### Selected text ###

From Australia for the Heart of Borneo: WWF campaign



Posted on 19 December 2013  | 
How would the area of the Heart of Borneo, equal size to Victoria state on the Australian mainland, really have impact to the whole Australians? Are people aware that their daily consumption, such as lipstick, paper and home furniture may originate from the Borneo rainforest? Are they aware that their country’s foreign investment in Borneo may suffer the local people and the rainforest?
 
All these bring together a lot of background why WWF-Australia launched their public campaign for the Heart of Borneo Initiative, with a new Borneo section on the web (www.wwf.org.au/borneo) and Heart of Borneo Appeal (www.wwf.org.au/borneoappeal), aiming to promote orangutan conservation, sustainable forest management and sustainable community development in the Heart of Borneo area.

###

**Stated exercise 1**
Rewrite the paragraph of the WWF campaign post that begins "All these bring together" as a short list that keeps its main facts.
The records that follow are unrelated to the WWF campaign post.

### Data provided ###

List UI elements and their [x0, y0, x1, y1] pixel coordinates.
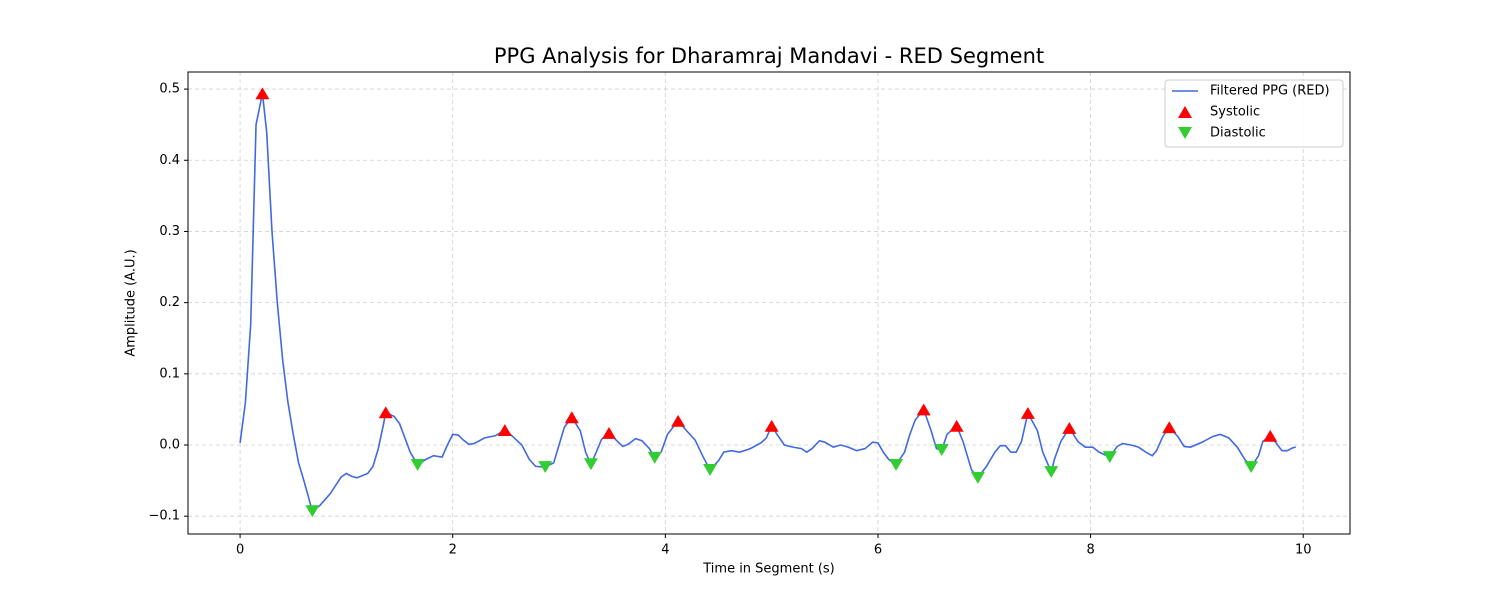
- marker: [702, 463, 717, 476]
- marker: [889, 458, 904, 471]
- marker: [970, 471, 985, 484]
- y-tick-label: 0.0: [159, 438, 180, 453]
- marker: [1162, 421, 1177, 434]
- y-tick-label: 0.1: [159, 366, 180, 381]
- marker: [916, 403, 931, 416]
- chart-title: PPG Analysis for Dharamraj Mandavi - RED…: [494, 44, 1044, 68]
- marker: [671, 414, 686, 427]
- marker: [1020, 407, 1035, 419]
- x-tick-label: 4: [661, 543, 669, 558]
- y-tick-label: −0.1: [148, 509, 180, 524]
- marker: [1062, 421, 1077, 434]
- marker: [601, 426, 616, 439]
- x-tick-label: 10: [1295, 543, 1312, 558]
- marker: [583, 458, 598, 471]
- marker: [378, 406, 393, 419]
- marker: [538, 461, 553, 474]
- marker: [949, 419, 964, 432]
- y-tick-label: 0.2: [159, 295, 180, 310]
- marker: [305, 505, 320, 518]
- x-tick-label: 2: [449, 543, 457, 558]
- legend-label: Diastolic: [1210, 126, 1266, 141]
- marker: [497, 424, 512, 437]
- legend-box: [1164, 79, 1344, 148]
- legend-label: Systolic: [1210, 105, 1260, 120]
- marker: [1263, 429, 1278, 442]
- x-tick-label: 0: [236, 543, 244, 558]
- legend: Filtered PPG (RED) Systolic Diastolic: [1164, 79, 1344, 148]
- data-line: [239, 93, 1296, 513]
- legend-label: Filtered PPG (RED): [1210, 84, 1330, 99]
- marker: [410, 458, 425, 471]
- marker: [1044, 466, 1059, 479]
- marker: [647, 451, 662, 464]
- x-axis-label: Time in Segment (s): [702, 562, 834, 577]
- marker: [1102, 451, 1117, 464]
- marker: [934, 444, 949, 456]
- y-tick-label: 0.3: [159, 224, 180, 239]
- marker: [255, 87, 270, 100]
- marker: [564, 411, 579, 424]
- y-tick-label: 0.4: [159, 153, 180, 168]
- plot-frame: [187, 71, 1351, 535]
- marker: [1244, 461, 1259, 474]
- marker: [764, 419, 779, 432]
- legend-swatch: [1178, 106, 1192, 118]
- y-tick-label: 0.5: [159, 82, 180, 97]
- x-tick-label: 8: [1086, 543, 1094, 558]
- y-axis-label: Amplitude (A.U.): [124, 249, 139, 356]
- x-tick-label: 6: [874, 543, 882, 558]
- legend-swatch: [1178, 127, 1192, 139]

###

**Stated exercise 2**
Tally the lines of the records that contain the string "swatch", and give only the number.

**Exercise response 1**
- WWF-Australia launched a public campaign for the Heart of Borneo Initiative.
- It added a new Borneo section to its website (www.wwf.org.au/borneo).
- It started the Heart of Borneo Appeal (www.wwf.org.au/borneoappeal).
- The campaign aims to promote orangutan conservation, sustainable forest management and sustainable community development in the Heart of Borneo area.

**Exercise response 2**
2